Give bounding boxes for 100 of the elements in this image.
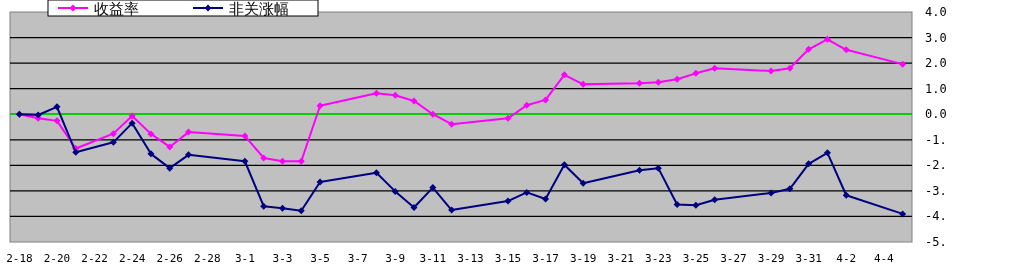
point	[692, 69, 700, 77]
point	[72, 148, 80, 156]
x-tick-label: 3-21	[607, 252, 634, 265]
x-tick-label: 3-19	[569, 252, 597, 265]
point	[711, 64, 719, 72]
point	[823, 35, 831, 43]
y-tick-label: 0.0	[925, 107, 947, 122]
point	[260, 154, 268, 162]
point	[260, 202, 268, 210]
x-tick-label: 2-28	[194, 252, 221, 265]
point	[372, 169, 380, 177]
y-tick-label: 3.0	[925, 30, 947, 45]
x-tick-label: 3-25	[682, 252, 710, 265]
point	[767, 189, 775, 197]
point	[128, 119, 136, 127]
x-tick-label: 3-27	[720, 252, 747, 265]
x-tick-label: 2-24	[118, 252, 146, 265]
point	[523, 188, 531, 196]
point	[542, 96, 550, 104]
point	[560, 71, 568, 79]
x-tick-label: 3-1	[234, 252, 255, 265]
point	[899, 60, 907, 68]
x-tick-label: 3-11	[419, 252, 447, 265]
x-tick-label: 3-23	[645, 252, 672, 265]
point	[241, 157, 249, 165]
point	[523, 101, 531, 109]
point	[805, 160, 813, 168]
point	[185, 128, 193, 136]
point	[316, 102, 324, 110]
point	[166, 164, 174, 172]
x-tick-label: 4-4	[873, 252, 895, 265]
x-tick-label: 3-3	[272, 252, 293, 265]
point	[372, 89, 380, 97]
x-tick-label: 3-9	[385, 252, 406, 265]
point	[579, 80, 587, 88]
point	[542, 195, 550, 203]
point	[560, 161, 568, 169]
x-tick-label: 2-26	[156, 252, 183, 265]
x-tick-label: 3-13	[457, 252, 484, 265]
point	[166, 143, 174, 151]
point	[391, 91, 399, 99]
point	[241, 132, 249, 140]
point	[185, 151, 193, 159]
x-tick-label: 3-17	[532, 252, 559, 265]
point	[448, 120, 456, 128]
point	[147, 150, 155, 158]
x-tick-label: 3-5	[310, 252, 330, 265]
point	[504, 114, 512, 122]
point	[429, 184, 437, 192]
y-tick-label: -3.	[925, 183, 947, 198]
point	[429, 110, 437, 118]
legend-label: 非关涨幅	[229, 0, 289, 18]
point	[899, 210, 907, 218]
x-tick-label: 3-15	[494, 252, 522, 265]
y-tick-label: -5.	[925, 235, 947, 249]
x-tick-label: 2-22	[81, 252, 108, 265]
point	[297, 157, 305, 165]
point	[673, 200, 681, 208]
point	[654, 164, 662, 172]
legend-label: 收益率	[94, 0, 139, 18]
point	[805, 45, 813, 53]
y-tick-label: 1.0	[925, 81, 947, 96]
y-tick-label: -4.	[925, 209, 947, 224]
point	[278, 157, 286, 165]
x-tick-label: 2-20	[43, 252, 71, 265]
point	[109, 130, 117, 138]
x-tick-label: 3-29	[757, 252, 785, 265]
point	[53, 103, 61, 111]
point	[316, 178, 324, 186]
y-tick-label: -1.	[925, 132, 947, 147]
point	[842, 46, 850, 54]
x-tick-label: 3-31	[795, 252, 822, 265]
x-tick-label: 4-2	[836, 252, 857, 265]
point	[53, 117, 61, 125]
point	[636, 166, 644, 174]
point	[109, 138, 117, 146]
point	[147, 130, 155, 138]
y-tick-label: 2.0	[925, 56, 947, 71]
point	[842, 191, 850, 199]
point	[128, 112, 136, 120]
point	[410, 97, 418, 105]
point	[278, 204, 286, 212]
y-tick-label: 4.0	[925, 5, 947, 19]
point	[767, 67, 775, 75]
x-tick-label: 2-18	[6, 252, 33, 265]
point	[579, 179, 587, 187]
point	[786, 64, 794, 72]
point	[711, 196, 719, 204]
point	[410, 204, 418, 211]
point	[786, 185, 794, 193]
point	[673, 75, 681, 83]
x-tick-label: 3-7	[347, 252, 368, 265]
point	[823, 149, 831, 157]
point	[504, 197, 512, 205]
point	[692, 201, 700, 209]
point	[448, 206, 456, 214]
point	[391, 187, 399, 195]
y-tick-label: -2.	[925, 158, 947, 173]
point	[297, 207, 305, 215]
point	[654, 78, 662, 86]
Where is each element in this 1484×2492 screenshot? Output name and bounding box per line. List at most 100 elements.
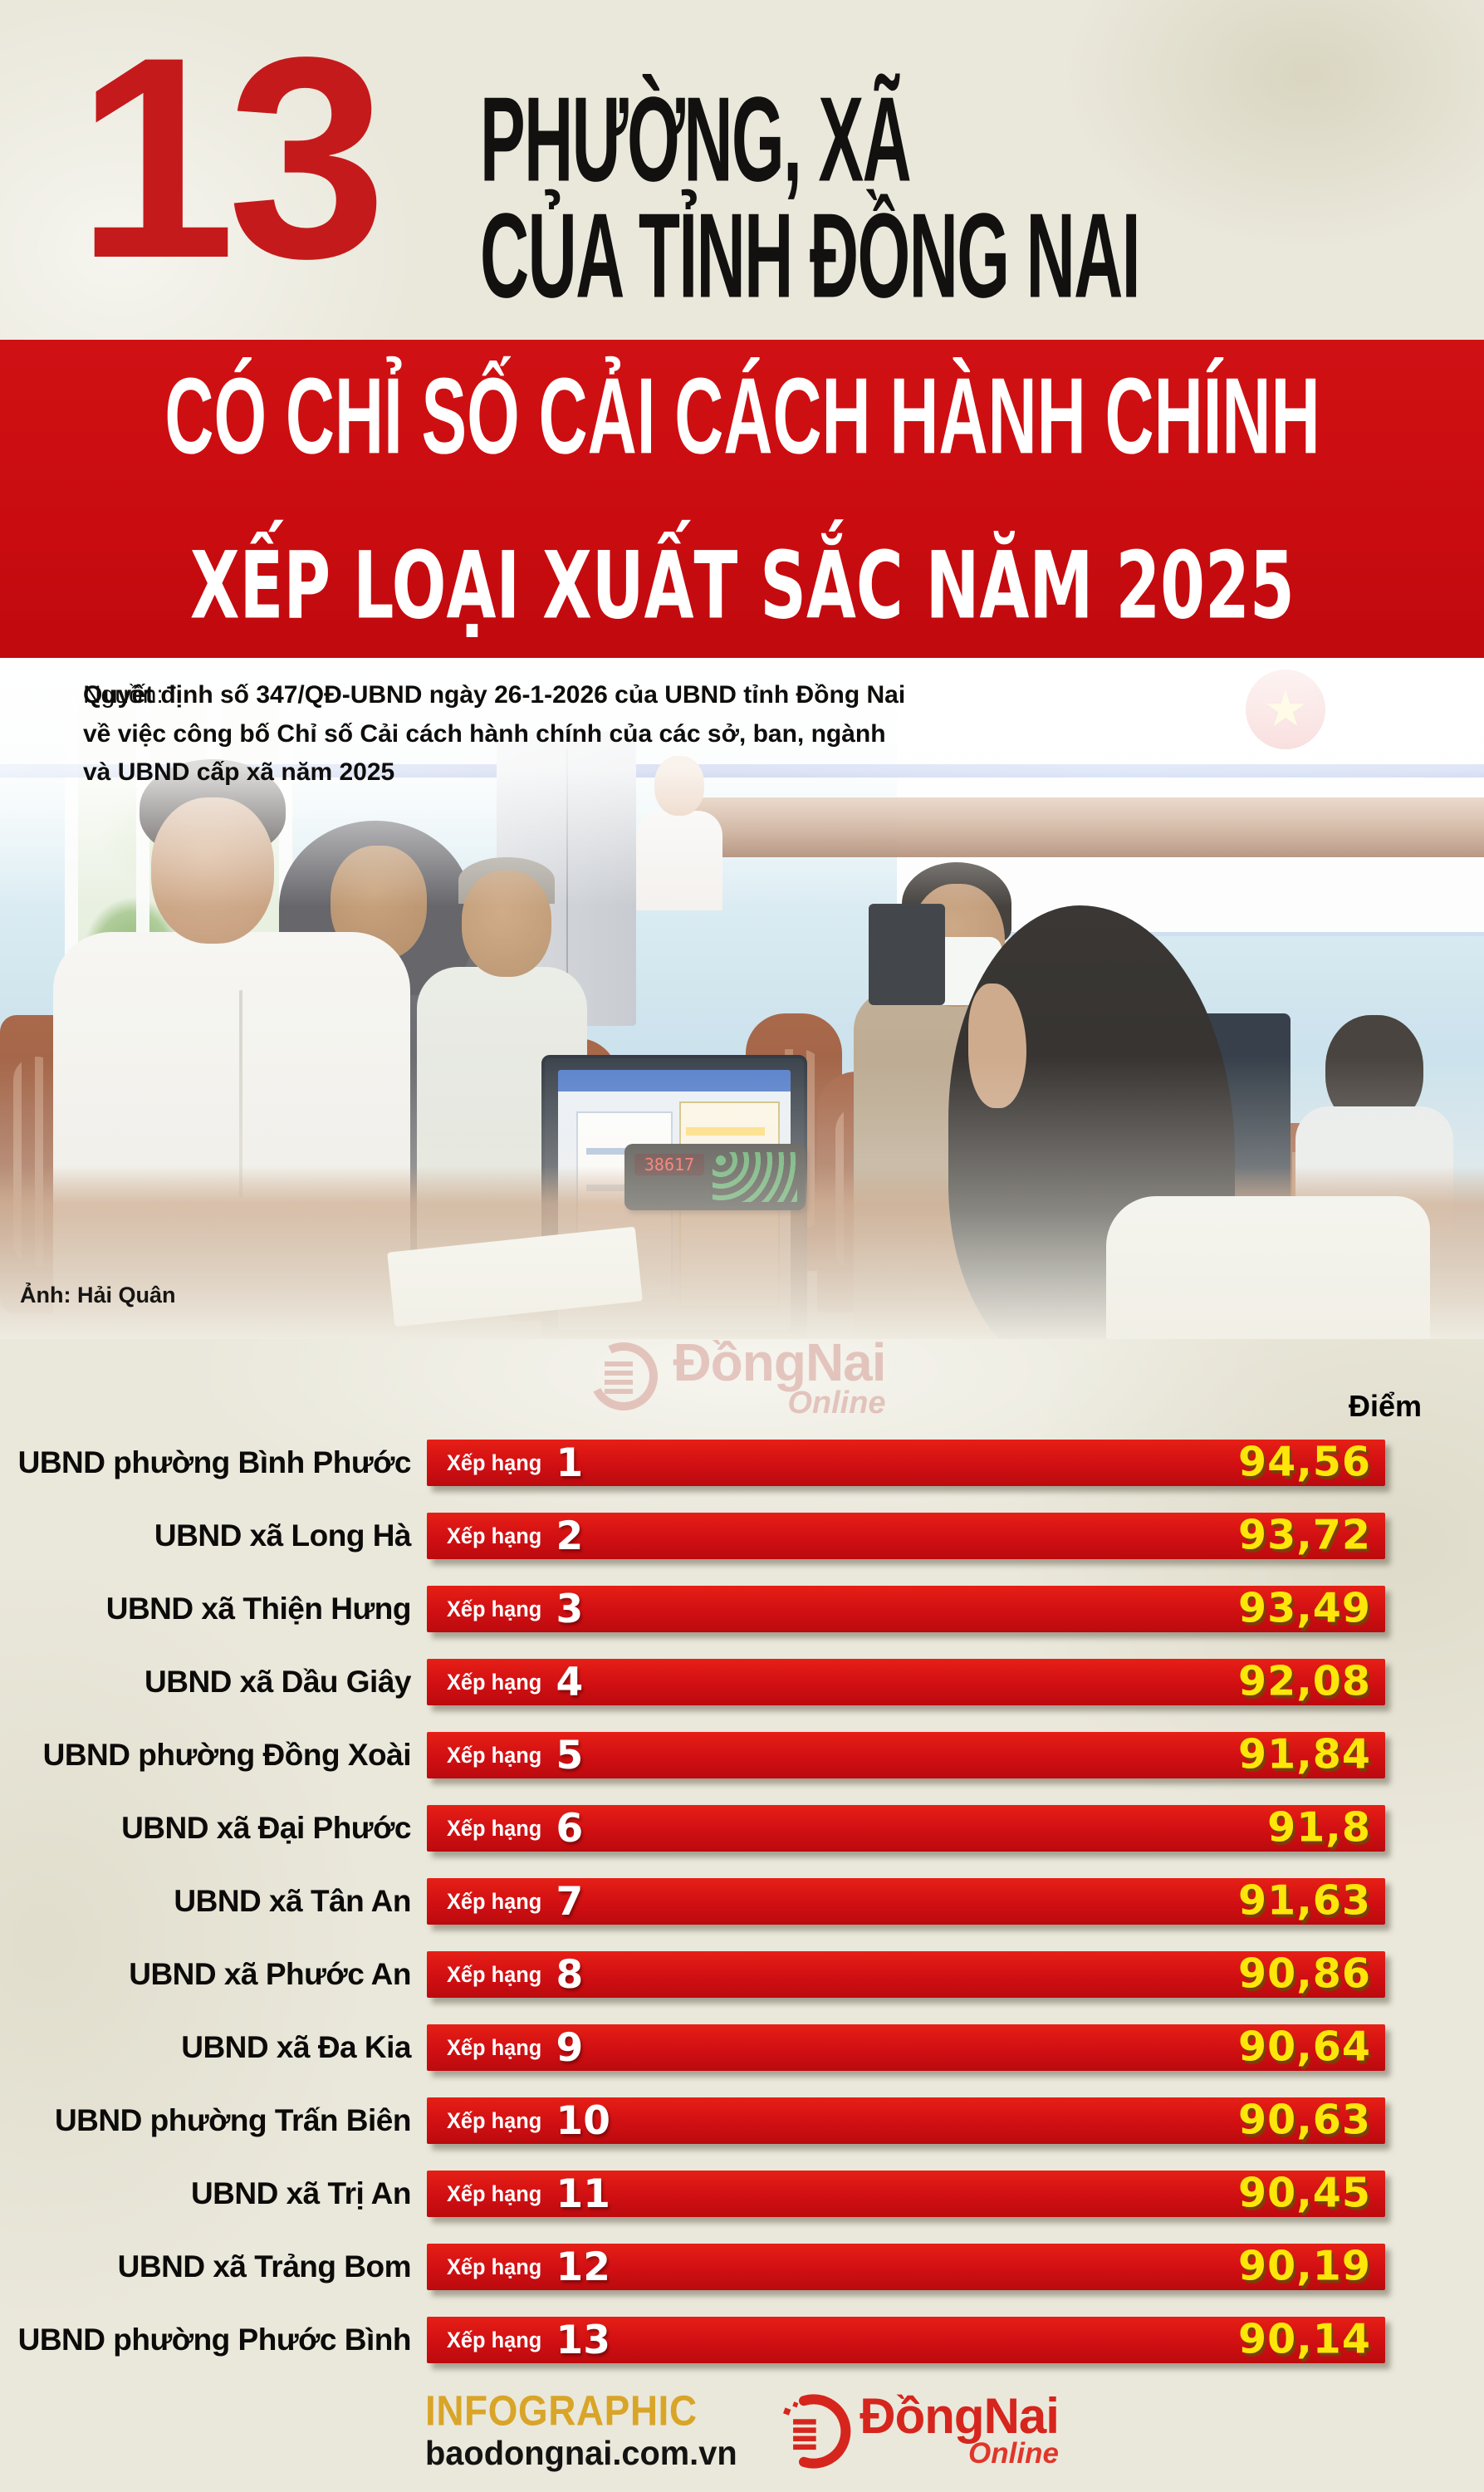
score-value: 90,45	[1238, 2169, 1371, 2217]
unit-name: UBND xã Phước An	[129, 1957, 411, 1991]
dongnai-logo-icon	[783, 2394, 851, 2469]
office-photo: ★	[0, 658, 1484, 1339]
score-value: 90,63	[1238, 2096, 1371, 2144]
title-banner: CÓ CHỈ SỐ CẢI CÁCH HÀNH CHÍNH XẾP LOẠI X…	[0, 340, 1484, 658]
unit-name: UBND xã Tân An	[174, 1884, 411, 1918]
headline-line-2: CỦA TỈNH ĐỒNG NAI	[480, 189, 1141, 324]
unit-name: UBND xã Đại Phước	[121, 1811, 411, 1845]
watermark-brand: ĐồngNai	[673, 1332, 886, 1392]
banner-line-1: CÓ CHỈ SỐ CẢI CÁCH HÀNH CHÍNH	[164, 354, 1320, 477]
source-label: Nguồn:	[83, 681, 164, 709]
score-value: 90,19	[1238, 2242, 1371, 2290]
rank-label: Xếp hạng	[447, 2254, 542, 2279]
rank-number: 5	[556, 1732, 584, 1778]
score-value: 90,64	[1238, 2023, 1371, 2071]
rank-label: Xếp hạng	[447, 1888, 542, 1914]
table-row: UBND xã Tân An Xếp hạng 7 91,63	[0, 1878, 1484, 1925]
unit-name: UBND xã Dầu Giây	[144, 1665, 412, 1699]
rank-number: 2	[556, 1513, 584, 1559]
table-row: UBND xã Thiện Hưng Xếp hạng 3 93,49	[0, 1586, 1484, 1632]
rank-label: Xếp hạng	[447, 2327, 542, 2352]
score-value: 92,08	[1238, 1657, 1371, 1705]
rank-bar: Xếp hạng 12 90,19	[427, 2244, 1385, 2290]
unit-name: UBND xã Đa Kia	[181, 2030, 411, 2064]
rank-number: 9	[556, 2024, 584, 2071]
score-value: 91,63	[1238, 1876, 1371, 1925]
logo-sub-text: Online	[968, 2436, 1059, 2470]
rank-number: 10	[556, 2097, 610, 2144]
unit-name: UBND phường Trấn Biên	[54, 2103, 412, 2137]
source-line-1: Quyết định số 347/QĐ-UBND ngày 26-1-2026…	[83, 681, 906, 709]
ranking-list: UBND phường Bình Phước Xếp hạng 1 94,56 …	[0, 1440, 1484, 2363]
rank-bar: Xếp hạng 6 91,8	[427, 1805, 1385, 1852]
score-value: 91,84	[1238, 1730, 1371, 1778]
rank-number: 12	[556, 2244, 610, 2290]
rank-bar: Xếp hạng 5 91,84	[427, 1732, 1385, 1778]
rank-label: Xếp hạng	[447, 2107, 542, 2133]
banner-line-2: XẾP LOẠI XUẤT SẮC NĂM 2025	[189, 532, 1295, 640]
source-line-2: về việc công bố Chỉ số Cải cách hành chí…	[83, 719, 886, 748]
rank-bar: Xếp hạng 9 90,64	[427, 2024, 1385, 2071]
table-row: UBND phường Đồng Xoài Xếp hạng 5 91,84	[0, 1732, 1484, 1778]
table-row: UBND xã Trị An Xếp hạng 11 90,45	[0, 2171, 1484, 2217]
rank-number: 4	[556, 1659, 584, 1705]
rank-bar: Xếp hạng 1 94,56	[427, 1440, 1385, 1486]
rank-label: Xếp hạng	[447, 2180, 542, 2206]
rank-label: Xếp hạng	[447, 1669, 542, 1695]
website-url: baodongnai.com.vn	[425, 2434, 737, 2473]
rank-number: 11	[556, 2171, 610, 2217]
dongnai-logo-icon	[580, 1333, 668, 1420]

____

[TO BE DONE]:
Return every line in the records that contains the word "source".

[ANSWER]:
source-label: Nguồn:	[83, 681, 164, 709]
source-line-1: Quyết định số 347/QĐ-UBND ngày 26-1-2026…	[83, 681, 906, 709]
source-line-2: về việc công bố Chỉ số Cải cách hành chí…	[83, 719, 886, 748]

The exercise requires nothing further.